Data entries
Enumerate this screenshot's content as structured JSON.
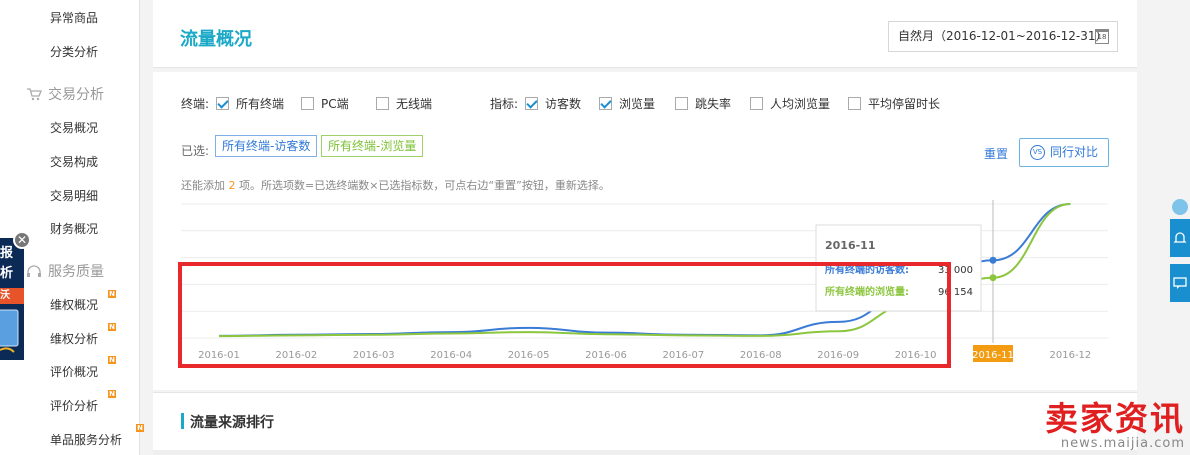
{
  "sidebar": {
    "items_top": [
      {
        "label": "异常商品",
        "new": false
      },
      {
        "label": "分类分析",
        "new": false
      }
    ],
    "sections": [
      {
        "label": "交易分析",
        "icon": "cart-icon"
      },
      {
        "label": "服务质量",
        "icon": "headset-icon"
      }
    ],
    "trade_items": [
      "交易概况",
      "交易构成",
      "交易明细",
      "财务概况"
    ],
    "service_items": [
      "维权概况",
      "维权分析",
      "评价概况",
      "评价分析",
      "单品服务分析"
    ],
    "new_badge": "N"
  },
  "ad": {
    "lines": [
      "报",
      "析",
      "沃"
    ],
    "close_glyph": "✕"
  },
  "header": {
    "title": "流量概况",
    "date_range": "自然月（2016-12-01~2016-12-31）",
    "calendar_glyph": "18"
  },
  "filters": {
    "terminal_label": "终端:",
    "terminal_options": [
      {
        "label": "所有终端",
        "checked": true
      },
      {
        "label": "PC端",
        "checked": false
      },
      {
        "label": "无线端",
        "checked": false
      }
    ],
    "metric_label": "指标:",
    "metric_options": [
      {
        "label": "访客数",
        "checked": true
      },
      {
        "label": "浏览量",
        "checked": true
      },
      {
        "label": "跳失率",
        "checked": false
      },
      {
        "label": "人均浏览量",
        "checked": false
      },
      {
        "label": "平均停留时长",
        "checked": false
      }
    ]
  },
  "selected": {
    "label": "已选:",
    "tags": [
      "所有终端-访客数",
      "所有终端-浏览量"
    ],
    "reset": "重置",
    "compare_button": "同行对比",
    "compare_icon_text": "VS"
  },
  "hint": {
    "prefix": "还能添加 ",
    "count": "2",
    "suffix": " 项。所选项数=已选终端数×已选指标数，可点右边“重置”按钮，重新选择。"
  },
  "chart_data": {
    "type": "line",
    "x": [
      "2016-01",
      "2016-02",
      "2016-03",
      "2016-04",
      "2016-05",
      "2016-06",
      "2016-07",
      "2016-08",
      "2016-09",
      "2016-10",
      "2016-11",
      "2016-12"
    ],
    "highlight_x": "2016-11",
    "series": [
      {
        "name": "所有终端的访客数",
        "color": "#3a7bd5",
        "values": [
          0.08,
          0.12,
          0.15,
          0.22,
          0.38,
          0.2,
          0.12,
          0.1,
          0.6,
          1.75,
          2.9,
          5.0
        ]
      },
      {
        "name": "所有终端的浏览量",
        "color": "#8cc63f",
        "values": [
          0.07,
          0.1,
          0.12,
          0.17,
          0.22,
          0.14,
          0.1,
          0.08,
          0.25,
          1.3,
          2.25,
          5.0
        ]
      }
    ],
    "tooltip": {
      "title": "2016-11",
      "rows": [
        {
          "label": "所有终端的访客数:",
          "value": "33 000",
          "color": "#3a7bd5"
        },
        {
          "label": "所有终端的浏览量:",
          "value": "96 154",
          "color": "#8cc63f"
        }
      ]
    }
  },
  "bottom": {
    "title": "流量来源排行"
  },
  "right_float": {
    "icons": [
      "bell-icon",
      "chat-icon"
    ]
  },
  "watermark": {
    "line1": "卖家资讯",
    "line2": "news.maijia.com"
  },
  "colors": {
    "accent": "#1ba9c7",
    "link": "#2f79d8",
    "highlight": "#f39c12",
    "annotation": "#e8282b"
  }
}
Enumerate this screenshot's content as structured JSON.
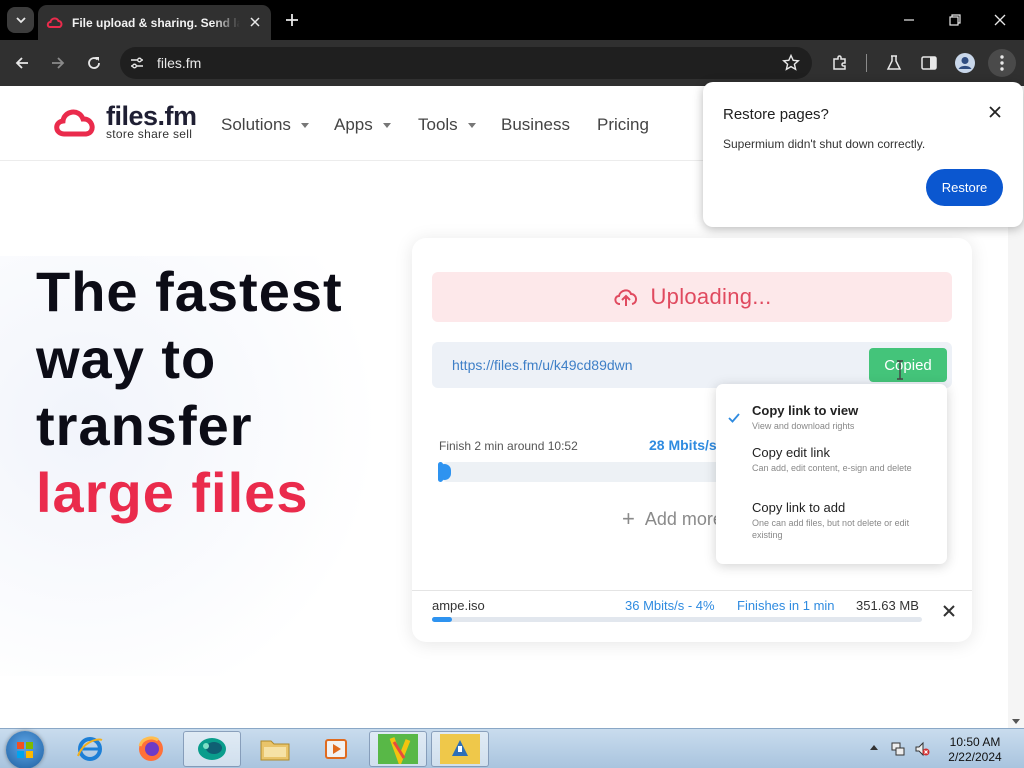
{
  "browser": {
    "tab_title": "File upload & sharing. Send large files",
    "url": "files.fm"
  },
  "site": {
    "logo_name": "files.fm",
    "logo_tagline": "store share sell",
    "nav": {
      "solutions": "Solutions",
      "apps": "Apps",
      "tools": "Tools",
      "business": "Business",
      "pricing": "Pricing"
    },
    "hero": {
      "line1": "The fastest",
      "line2": "way to",
      "line3": "transfer",
      "line4": "large files"
    }
  },
  "upload": {
    "status": "Uploading...",
    "link": "https://files.fm/u/k49cd89dwn",
    "copied_label": "Copied",
    "finish_text": "Finish 2 min around 10:52",
    "speed": "28 Mbits/s",
    "progress_fraction": 0.01,
    "add_more": "Add more",
    "file": {
      "name": "ampe.iso",
      "speed": "36 Mbits/s - 4%",
      "eta": "Finishes in 1 min",
      "size": "351.63 MB",
      "progress_fraction": 0.04
    }
  },
  "copy_menu": {
    "items": [
      {
        "title": "Copy link to view",
        "desc": "View and download rights"
      },
      {
        "title": "Copy edit link",
        "desc": "Can add, edit content, e-sign and delete"
      },
      {
        "title": "Copy link to add",
        "desc": "One can add files, but not delete or edit existing"
      }
    ]
  },
  "restore": {
    "title": "Restore pages?",
    "message": "Supermium didn't shut down correctly.",
    "button": "Restore"
  },
  "taskbar": {
    "time": "10:50 AM",
    "date": "2/22/2024"
  },
  "colors": {
    "accent_red": "#ea2b4c",
    "link_blue": "#3e7fc7",
    "progress_blue": "#2e93f0",
    "copied_green": "#44c47a",
    "restore_blue": "#0b57d0"
  }
}
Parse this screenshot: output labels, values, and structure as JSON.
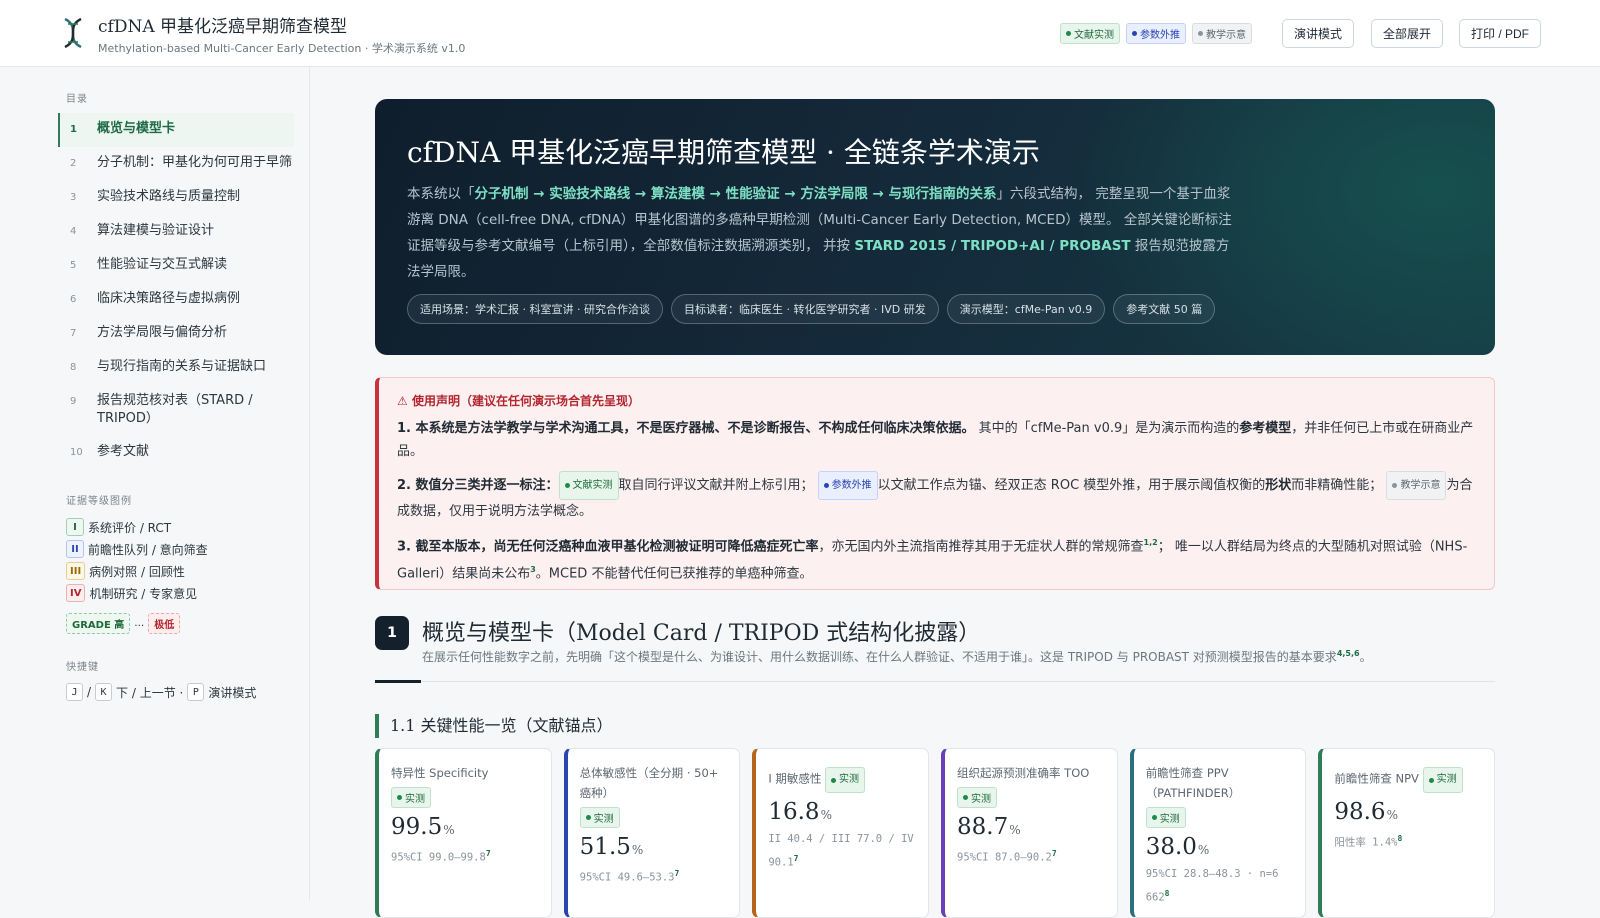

> [WHAT IS NEEDED]
Omit the pictures. Transcribe every record exactly.

> [TASK SOLUTION]
Enumerate this screenshot's content as structured JSON.
{
  "sidebar": {
    "items_top": [
      {
        "label": "异常商品",
        "new": false
      },
      {
        "label": "分类分析",
        "new": false
      }
    ],
    "sections": [
      {
        "label": "交易分析",
        "icon": "cart-icon"
      },
      {
        "label": "服务质量",
        "icon": "headset-icon"
      }
    ],
    "trade_items": [
      "交易概况",
      "交易构成",
      "交易明细",
      "财务概况"
    ],
    "service_items": [
      "维权概况",
      "维权分析",
      "评价概况",
      "评价分析",
      "单品服务分析"
    ],
    "new_badge": "N"
  },
  "ad": {
    "lines": [
      "报",
      "析",
      "沃"
    ],
    "close_glyph": "✕"
  },
  "header": {
    "title": "流量概况",
    "date_range": "自然月（2016-12-01~2016-12-31）",
    "calendar_glyph": "18"
  },
  "filters": {
    "terminal_label": "终端:",
    "terminal_options": [
      {
        "label": "所有终端",
        "checked": true
      },
      {
        "label": "PC端",
        "checked": false
      },
      {
        "label": "无线端",
        "checked": false
      }
    ],
    "metric_label": "指标:",
    "metric_options": [
      {
        "label": "访客数",
        "checked": true
      },
      {
        "label": "浏览量",
        "checked": true
      },
      {
        "label": "跳失率",
        "checked": false
      },
      {
        "label": "人均浏览量",
        "checked": false
      },
      {
        "label": "平均停留时长",
        "checked": false
      }
    ]
  },
  "selected": {
    "label": "已选:",
    "tags": [
      "所有终端-访客数",
      "所有终端-浏览量"
    ],
    "reset": "重置",
    "compare_button": "同行对比",
    "compare_icon_text": "VS"
  },
  "hint": {
    "prefix": "还能添加 ",
    "count": "2",
    "suffix": " 项。所选项数=已选终端数×已选指标数，可点右边“重置”按钮，重新选择。"
  },
  "chart_data": {
    "type": "line",
    "x": [
      "2016-01",
      "2016-02",
      "2016-03",
      "2016-04",
      "2016-05",
      "2016-06",
      "2016-07",
      "2016-08",
      "2016-09",
      "2016-10",
      "2016-11",
      "2016-12"
    ],
    "highlight_x": "2016-11",
    "series": [
      {
        "name": "所有终端的访客数",
        "color": "#3a7bd5",
        "values": [
          0.08,
          0.12,
          0.15,
          0.22,
          0.38,
          0.2,
          0.12,
          0.1,
          0.6,
          1.75,
          2.9,
          5.0
        ]
      },
      {
        "name": "所有终端的浏览量",
        "color": "#8cc63f",
        "values": [
          0.07,
          0.1,
          0.12,
          0.17,
          0.22,
          0.14,
          0.1,
          0.08,
          0.25,
          1.3,
          2.25,
          5.0
        ]
      }
    ],
    "tooltip": {
      "title": "2016-11",
      "rows": [
        {
          "label": "所有终端的访客数:",
          "value": "33 000",
          "color": "#3a7bd5"
        },
        {
          "label": "所有终端的浏览量:",
          "value": "96 154",
          "color": "#8cc63f"
        }
      ]
    }
  },
  "bottom": {
    "title": "流量来源排行"
  },
  "right_float": {
    "icons": [
      "bell-icon",
      "chat-icon"
    ]
  },
  "watermark": {
    "line1": "卖家资讯",
    "line2": "news.maijia.com"
  },
  "colors": {
    "accent": "#1ba9c7",
    "link": "#2f79d8",
    "highlight": "#f39c12",
    "annotation": "#e8282b"
  }
}
Enumerate this screenshot's content as structured JSON.
{
  "browser": {
    "tab_title": "File upload & sharing. Send large files",
    "url": "files.fm"
  },
  "site": {
    "logo_name": "files.fm",
    "logo_tagline": "store share sell",
    "nav": {
      "solutions": "Solutions",
      "apps": "Apps",
      "tools": "Tools",
      "business": "Business",
      "pricing": "Pricing"
    },
    "hero": {
      "line1": "The fastest",
      "line2": "way to",
      "line3": "transfer",
      "line4": "large files"
    }
  },
  "upload": {
    "status": "Uploading...",
    "link": "https://files.fm/u/k49cd89dwn",
    "copied_label": "Copied",
    "finish_text": "Finish 2 min around 10:52",
    "speed": "28 Mbits/s",
    "progress_fraction": 0.01,
    "add_more": "Add more",
    "file": {
      "name": "ampe.iso",
      "speed": "36 Mbits/s - 4%",
      "eta": "Finishes in 1 min",
      "size": "351.63 MB",
      "progress_fraction": 0.04
    }
  },
  "copy_menu": {
    "items": [
      {
        "title": "Copy link to view",
        "desc": "View and download rights"
      },
      {
        "title": "Copy edit link",
        "desc": "Can add, edit content, e-sign and delete"
      },
      {
        "title": "Copy link to add",
        "desc": "One can add files, but not delete or edit existing"
      }
    ]
  },
  "restore": {
    "title": "Restore pages?",
    "message": "Supermium didn't shut down correctly.",
    "button": "Restore"
  },
  "taskbar": {
    "time": "10:50 AM",
    "date": "2/22/2024"
  },
  "colors": {
    "accent_red": "#ea2b4c",
    "link_blue": "#3e7fc7",
    "progress_blue": "#2e93f0",
    "copied_green": "#44c47a",
    "restore_blue": "#0b57d0"
  }
}
Parse this screenshot: output labels, values, and structure as JSON.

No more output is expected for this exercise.